### THE EXERCISE:
Retype each record shown below, leaving every character as it is.

### DATA LINES:
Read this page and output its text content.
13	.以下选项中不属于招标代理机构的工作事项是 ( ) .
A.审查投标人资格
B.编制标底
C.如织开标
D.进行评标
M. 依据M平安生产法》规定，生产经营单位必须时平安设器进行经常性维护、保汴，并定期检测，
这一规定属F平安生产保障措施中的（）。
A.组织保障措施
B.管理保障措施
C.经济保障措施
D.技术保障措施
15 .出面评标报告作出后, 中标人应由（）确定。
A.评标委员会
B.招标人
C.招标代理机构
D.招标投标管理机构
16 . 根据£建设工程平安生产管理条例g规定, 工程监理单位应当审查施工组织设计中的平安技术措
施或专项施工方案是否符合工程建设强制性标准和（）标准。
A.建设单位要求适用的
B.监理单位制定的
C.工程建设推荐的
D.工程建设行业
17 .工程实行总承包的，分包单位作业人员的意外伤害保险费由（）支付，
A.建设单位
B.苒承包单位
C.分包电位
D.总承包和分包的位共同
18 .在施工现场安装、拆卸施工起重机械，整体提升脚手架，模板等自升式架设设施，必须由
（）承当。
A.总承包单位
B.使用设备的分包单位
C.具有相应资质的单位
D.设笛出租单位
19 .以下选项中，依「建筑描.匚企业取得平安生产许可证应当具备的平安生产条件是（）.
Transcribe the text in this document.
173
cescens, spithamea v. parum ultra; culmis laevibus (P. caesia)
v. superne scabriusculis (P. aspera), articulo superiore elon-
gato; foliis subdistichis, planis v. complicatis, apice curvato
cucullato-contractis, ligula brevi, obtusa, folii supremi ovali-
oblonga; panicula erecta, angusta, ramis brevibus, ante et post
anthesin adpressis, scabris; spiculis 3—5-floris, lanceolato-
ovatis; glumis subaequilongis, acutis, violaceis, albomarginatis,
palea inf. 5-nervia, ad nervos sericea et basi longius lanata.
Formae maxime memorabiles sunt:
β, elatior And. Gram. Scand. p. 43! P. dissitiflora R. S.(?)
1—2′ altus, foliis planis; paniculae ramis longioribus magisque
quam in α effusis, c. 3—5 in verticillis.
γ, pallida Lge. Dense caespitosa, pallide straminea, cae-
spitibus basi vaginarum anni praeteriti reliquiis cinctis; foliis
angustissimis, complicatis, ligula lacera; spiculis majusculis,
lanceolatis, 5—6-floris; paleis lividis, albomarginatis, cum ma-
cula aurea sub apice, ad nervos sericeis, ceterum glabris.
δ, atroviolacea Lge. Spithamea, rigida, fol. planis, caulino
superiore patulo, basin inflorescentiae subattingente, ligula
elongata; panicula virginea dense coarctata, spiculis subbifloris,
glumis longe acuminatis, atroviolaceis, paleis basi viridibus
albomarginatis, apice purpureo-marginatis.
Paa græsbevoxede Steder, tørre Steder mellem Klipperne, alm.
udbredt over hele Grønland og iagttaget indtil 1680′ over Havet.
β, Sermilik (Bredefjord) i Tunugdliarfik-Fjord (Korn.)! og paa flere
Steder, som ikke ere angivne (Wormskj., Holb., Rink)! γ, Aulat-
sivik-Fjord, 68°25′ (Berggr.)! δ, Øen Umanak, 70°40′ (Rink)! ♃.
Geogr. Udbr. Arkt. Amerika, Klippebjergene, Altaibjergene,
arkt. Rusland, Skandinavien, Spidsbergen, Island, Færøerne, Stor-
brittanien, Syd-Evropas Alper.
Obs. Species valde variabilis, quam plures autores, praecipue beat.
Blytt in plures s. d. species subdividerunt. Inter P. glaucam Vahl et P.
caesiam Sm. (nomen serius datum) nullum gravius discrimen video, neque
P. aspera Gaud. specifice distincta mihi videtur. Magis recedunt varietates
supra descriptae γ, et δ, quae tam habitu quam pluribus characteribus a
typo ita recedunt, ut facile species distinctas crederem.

### FINAL ANSWER:
Read this page and output its text content.
13	.以下选项中不属于招标代理机构的工作事项是 ( ) .
A.审查投标人资格
B.编制标底
C.如织开标
D.进行评标
M. 依据M平安生产法》规定，生产经营单位必须时平安设器进行经常性维护、保汴，并定期检测，
这一规定属F平安生产保障措施中的（）。
A.组织保障措施
B.管理保障措施
C.经济保障措施
D.技术保障措施
15 .出面评标报告作出后, 中标人应由（）确定。
A.评标委员会
B.招标人
C.招标代理机构
D.招标投标管理机构
16 . 根据£建设工程平安生产管理条例g规定, 工程监理单位应当审查施工组织设计中的平安技术措
施或专项施工方案是否符合工程建设强制性标准和（）标准。
A.建设单位要求适用的
B.监理单位制定的
C.工程建设推荐的
D.工程建设行业
17 .工程实行总承包的，分包单位作业人员的意外伤害保险费由（）支付，
A.建设单位
B.苒承包单位
C.分包电位
D.总承包和分包的位共同
18 .在施工现场安装、拆卸施工起重机械，整体提升脚手架，模板等自升式架设设施，必须由
（）承当。
A.总承包单位
B.使用设备的分包单位
C.具有相应资质的单位
D.设笛出租单位
19 .以下选项中，依「建筑描.匚企业取得平安生产许可证应当具备的平安生产条件是（）.
Transcribe the text in this document.
173
cescens, spithamea v. parum ultra; culmis laevibus (P. caesia)
v. superne scabriusculis (P. aspera), articulo superiore elon-
gato; foliis subdistichis, planis v. complicatis, apice curvato
cucullato-contractis, ligula brevi, obtusa, folii supremi ovali-
oblonga; panicula erecta, angusta, ramis brevibus, ante et post
anthesin adpressis, scabris; spiculis 3—5-floris, lanceolato-
ovatis; glumis subaequilongis, acutis, violaceis, albomarginatis,
palea inf. 5-nervia, ad nervos sericea et basi longius lanata.
Formae maxime memorabiles sunt:
β, elatior And. Gram. Scand. p. 43! P. dissitiflora R. S.(?)
1—2′ altus, foliis planis; paniculae ramis longioribus magisque
quam in α effusis, c. 3—5 in verticillis.
γ, pallida Lge. Dense caespitosa, pallide straminea, cae-
spitibus basi vaginarum anni praeteriti reliquiis cinctis; foliis
angustissimis, complicatis, ligula lacera; spiculis majusculis,
lanceolatis, 5—6-floris; paleis lividis, albomarginatis, cum ma-
cula aurea sub apice, ad nervos sericeis, ceterum glabris.
δ, atroviolacea Lge. Spithamea, rigida, fol. planis, caulino
superiore patulo, basin inflorescentiae subattingente, ligula
elongata; panicula virginea dense coarctata, spiculis subbifloris,
glumis longe acuminatis, atroviolaceis, paleis basi viridibus
albomarginatis, apice purpureo-marginatis.
Paa græsbevoxede Steder, tørre Steder mellem Klipperne, alm.
udbredt over hele Grønland og iagttaget indtil 1680′ over Havet.
β, Sermilik (Bredefjord) i Tunugdliarfik-Fjord (Korn.)! og paa flere
Steder, som ikke ere angivne (Wormskj., Holb., Rink)! γ, Aulat-
sivik-Fjord, 68°25′ (Berggr.)! δ, Øen Umanak, 70°40′ (Rink)! ♃.
Geogr. Udbr. Arkt. Amerika, Klippebjergene, Altaibjergene,
arkt. Rusland, Skandinavien, Spidsbergen, Island, Færøerne, Stor-
brittanien, Syd-Evropas Alper.
Obs. Species valde variabilis, quam plures autores, praecipue beat.
Blytt in plures s. d. species subdividerunt. Inter P. glaucam Vahl et P.
caesiam Sm. (nomen serius datum) nullum gravius discrimen video, neque
P. aspera Gaud. specifice distincta mihi videtur. Magis recedunt varietates
supra descriptae γ, et δ, quae tam habitu quam pluribus characteribus a
typo ita recedunt, ut facile species distinctas crederem.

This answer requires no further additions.